### Instructions to follow
Narrow the data below down to the lines containing "users".

### Records shown
>> Start
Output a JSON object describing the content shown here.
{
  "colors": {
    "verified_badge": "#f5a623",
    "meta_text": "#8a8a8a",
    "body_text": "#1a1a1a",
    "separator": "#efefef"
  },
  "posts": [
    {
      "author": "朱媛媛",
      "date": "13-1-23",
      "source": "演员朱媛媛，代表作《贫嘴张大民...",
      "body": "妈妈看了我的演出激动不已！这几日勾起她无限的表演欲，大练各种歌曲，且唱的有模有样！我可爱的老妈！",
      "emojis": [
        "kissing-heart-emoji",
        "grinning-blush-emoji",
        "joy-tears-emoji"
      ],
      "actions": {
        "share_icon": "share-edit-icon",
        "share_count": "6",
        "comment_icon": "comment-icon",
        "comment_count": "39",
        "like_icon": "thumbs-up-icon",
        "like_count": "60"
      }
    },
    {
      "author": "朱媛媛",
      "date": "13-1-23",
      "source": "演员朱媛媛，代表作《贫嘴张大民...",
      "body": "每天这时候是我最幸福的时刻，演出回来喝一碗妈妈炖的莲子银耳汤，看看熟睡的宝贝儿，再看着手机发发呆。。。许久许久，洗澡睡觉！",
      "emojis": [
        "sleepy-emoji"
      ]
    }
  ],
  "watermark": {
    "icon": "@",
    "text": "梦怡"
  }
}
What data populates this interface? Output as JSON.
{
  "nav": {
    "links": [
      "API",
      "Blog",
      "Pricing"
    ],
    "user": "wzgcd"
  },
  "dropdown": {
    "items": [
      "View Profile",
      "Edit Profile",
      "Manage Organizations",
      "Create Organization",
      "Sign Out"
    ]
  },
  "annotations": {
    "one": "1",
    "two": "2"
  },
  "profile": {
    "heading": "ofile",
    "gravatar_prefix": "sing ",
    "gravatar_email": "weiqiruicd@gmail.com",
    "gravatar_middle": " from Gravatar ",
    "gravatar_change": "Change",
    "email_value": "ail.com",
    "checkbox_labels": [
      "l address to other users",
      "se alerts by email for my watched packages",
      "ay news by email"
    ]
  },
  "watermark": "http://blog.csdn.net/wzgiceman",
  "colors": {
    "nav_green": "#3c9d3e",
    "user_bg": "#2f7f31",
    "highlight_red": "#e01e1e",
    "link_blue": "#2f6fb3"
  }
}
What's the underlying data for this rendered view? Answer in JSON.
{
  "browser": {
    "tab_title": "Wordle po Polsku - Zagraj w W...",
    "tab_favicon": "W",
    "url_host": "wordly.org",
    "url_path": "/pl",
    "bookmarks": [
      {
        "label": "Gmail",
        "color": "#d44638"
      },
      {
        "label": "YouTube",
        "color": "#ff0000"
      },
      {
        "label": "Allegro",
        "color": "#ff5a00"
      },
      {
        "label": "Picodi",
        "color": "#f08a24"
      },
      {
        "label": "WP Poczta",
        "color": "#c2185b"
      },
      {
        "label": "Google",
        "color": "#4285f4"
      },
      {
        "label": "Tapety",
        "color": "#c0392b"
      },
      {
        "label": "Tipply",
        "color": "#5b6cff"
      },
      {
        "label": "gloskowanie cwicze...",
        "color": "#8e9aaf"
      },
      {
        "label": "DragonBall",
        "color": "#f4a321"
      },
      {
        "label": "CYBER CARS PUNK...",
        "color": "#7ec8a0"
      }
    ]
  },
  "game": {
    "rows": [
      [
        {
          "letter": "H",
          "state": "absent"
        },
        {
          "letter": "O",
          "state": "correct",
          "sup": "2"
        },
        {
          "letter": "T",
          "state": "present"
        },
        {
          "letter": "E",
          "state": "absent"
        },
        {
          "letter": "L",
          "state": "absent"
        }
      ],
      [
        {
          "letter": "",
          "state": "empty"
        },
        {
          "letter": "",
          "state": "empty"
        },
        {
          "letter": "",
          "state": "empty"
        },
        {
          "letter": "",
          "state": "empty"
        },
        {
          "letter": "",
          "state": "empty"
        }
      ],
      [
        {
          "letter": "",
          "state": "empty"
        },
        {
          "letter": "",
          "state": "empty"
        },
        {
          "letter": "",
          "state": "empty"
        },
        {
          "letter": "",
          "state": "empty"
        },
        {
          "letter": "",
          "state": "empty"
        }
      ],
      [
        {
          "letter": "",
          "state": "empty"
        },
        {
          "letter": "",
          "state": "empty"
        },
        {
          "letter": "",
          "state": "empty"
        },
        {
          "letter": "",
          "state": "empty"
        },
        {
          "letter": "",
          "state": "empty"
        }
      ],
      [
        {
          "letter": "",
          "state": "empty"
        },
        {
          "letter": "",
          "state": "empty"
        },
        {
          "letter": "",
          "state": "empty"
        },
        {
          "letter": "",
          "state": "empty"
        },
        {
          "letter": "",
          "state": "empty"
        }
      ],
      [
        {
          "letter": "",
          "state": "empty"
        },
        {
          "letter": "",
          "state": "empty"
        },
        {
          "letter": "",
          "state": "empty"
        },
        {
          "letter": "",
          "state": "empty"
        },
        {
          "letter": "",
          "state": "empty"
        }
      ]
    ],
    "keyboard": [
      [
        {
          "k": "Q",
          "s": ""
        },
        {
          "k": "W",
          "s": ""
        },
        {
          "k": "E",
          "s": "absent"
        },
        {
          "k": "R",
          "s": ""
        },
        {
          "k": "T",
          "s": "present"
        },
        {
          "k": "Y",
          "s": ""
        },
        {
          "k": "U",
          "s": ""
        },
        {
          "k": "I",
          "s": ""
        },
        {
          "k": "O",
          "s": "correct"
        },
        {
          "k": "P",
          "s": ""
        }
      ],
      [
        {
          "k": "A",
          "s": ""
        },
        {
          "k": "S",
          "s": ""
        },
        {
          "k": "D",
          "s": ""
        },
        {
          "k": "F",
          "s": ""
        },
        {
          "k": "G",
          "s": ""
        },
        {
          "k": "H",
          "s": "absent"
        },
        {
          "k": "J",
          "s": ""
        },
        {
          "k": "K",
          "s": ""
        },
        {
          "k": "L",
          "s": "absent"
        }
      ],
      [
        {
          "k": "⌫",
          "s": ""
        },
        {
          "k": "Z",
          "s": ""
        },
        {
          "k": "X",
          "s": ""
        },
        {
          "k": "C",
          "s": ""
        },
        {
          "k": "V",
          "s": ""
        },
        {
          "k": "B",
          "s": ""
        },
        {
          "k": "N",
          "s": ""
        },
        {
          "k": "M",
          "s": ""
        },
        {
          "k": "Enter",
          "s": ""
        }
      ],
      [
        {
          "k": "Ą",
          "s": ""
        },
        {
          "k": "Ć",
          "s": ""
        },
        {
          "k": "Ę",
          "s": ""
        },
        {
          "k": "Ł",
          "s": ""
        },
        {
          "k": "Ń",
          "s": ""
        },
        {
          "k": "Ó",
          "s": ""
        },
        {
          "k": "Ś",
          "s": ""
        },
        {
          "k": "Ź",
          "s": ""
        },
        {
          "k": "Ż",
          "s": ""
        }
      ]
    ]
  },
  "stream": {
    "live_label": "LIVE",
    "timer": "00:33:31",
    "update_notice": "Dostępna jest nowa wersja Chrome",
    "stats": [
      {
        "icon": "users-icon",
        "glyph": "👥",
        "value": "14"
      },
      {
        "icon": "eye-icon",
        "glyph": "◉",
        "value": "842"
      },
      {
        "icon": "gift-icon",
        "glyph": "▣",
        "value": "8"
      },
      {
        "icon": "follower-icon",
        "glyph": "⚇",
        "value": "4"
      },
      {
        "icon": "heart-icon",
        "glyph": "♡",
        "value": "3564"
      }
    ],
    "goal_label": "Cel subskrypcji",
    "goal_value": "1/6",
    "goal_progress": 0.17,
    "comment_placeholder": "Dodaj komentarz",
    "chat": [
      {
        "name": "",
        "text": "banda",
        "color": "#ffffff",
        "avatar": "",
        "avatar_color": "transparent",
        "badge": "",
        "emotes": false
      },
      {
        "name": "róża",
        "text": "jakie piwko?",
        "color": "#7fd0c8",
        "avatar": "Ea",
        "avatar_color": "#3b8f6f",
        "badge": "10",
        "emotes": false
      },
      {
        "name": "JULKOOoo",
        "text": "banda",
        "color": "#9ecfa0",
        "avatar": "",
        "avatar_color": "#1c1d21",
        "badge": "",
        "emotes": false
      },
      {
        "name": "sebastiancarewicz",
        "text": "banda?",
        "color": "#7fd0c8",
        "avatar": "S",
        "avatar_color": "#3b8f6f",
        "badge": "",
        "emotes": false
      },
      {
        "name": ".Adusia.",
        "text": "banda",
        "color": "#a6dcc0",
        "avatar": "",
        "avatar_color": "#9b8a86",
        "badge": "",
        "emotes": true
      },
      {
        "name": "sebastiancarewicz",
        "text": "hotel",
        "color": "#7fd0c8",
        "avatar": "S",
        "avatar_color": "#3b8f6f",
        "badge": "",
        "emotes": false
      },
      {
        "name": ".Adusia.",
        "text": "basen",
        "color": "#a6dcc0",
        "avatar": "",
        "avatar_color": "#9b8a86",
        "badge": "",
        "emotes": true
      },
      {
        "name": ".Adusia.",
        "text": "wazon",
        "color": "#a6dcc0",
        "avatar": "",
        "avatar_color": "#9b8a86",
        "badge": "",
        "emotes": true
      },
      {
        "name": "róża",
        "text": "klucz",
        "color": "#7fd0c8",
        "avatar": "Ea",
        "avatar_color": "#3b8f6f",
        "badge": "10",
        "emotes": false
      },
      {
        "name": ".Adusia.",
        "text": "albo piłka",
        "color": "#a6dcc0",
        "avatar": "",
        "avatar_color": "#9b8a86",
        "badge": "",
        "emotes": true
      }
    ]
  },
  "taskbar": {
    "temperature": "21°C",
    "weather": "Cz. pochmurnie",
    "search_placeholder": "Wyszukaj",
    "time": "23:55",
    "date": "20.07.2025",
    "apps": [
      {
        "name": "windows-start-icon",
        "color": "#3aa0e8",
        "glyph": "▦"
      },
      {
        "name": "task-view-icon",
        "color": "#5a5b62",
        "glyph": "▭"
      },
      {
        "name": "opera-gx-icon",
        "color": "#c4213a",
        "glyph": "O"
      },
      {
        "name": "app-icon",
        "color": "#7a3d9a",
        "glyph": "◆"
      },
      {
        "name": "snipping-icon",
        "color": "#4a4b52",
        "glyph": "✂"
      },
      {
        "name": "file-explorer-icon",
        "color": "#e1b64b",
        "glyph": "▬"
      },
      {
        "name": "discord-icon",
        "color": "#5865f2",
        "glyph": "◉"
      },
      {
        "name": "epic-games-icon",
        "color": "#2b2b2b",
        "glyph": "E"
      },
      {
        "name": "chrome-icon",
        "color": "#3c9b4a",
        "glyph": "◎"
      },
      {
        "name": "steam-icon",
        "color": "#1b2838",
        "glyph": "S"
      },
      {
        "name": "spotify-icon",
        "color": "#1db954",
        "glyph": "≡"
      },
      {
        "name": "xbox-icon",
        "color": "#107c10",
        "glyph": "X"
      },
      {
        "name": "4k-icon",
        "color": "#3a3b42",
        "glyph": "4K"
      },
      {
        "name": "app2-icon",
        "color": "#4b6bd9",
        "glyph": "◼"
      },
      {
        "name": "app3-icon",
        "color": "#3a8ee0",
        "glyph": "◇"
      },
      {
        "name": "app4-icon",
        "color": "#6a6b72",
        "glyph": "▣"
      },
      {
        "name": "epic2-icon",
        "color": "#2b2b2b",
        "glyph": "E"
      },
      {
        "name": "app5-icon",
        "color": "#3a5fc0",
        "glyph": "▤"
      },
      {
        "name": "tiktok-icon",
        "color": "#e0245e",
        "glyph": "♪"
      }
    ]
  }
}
>> End
### Reply
      "l address to other users",
        "icon": "users-icon",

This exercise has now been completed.